## Begin Given data
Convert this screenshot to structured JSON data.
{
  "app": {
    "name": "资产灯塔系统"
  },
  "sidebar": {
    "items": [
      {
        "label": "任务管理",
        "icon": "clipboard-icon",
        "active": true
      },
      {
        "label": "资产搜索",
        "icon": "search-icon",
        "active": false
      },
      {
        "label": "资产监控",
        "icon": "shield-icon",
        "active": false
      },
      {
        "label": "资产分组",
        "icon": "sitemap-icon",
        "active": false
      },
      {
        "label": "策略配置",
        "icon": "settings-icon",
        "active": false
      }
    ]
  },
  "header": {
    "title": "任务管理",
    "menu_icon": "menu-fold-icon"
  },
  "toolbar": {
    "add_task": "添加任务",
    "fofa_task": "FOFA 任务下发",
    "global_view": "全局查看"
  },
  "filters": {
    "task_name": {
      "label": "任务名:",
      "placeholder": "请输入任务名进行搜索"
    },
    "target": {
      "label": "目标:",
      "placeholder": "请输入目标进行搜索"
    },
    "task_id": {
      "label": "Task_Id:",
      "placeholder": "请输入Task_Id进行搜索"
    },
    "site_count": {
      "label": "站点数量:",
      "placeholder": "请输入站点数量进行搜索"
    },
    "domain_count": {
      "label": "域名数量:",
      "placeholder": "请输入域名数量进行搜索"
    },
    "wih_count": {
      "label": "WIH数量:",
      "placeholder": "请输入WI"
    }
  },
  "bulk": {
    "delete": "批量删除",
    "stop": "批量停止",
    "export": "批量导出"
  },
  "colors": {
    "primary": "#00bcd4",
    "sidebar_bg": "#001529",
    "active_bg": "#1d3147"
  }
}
## End Given data
* Set task *
Word for word, restate all of the data shown above.

* Answer below *
Convert this screenshot to structured JSON data.
{
  "app": {
    "name": "资产灯塔系统"
  },
  "sidebar": {
    "items": [
      {
        "label": "任务管理",
        "icon": "clipboard-icon",
        "active": true
      },
      {
        "label": "资产搜索",
        "icon": "search-icon",
        "active": false
      },
      {
        "label": "资产监控",
        "icon": "shield-icon",
        "active": false
      },
      {
        "label": "资产分组",
        "icon": "sitemap-icon",
        "active": false
      },
      {
        "label": "策略配置",
        "icon": "settings-icon",
        "active": false
      }
    ]
  },
  "header": {
    "title": "任务管理",
    "menu_icon": "menu-fold-icon"
  },
  "toolbar": {
    "add_task": "添加任务",
    "fofa_task": "FOFA 任务下发",
    "global_view": "全局查看"
  },
  "filters": {
    "task_name": {
      "label": "任务名:",
      "placeholder": "请输入任务名进行搜索"
    },
    "target": {
      "label": "目标:",
      "placeholder": "请输入目标进行搜索"
    },
    "task_id": {
      "label": "Task_Id:",
      "placeholder": "请输入Task_Id进行搜索"
    },
    "site_count": {
      "label": "站点数量:",
      "placeholder": "请输入站点数量进行搜索"
    },
    "domain_count": {
      "label": "域名数量:",
      "placeholder": "请输入域名数量进行搜索"
    },
    "wih_count": {
      "label": "WIH数量:",
      "placeholder": "请输入WI"
    }
  },
  "bulk": {
    "delete": "批量删除",
    "stop": "批量停止",
    "export": "批量导出"
  },
  "colors": {
    "primary": "#00bcd4",
    "sidebar_bg": "#001529",
    "active_bg": "#1d3147"
  }
}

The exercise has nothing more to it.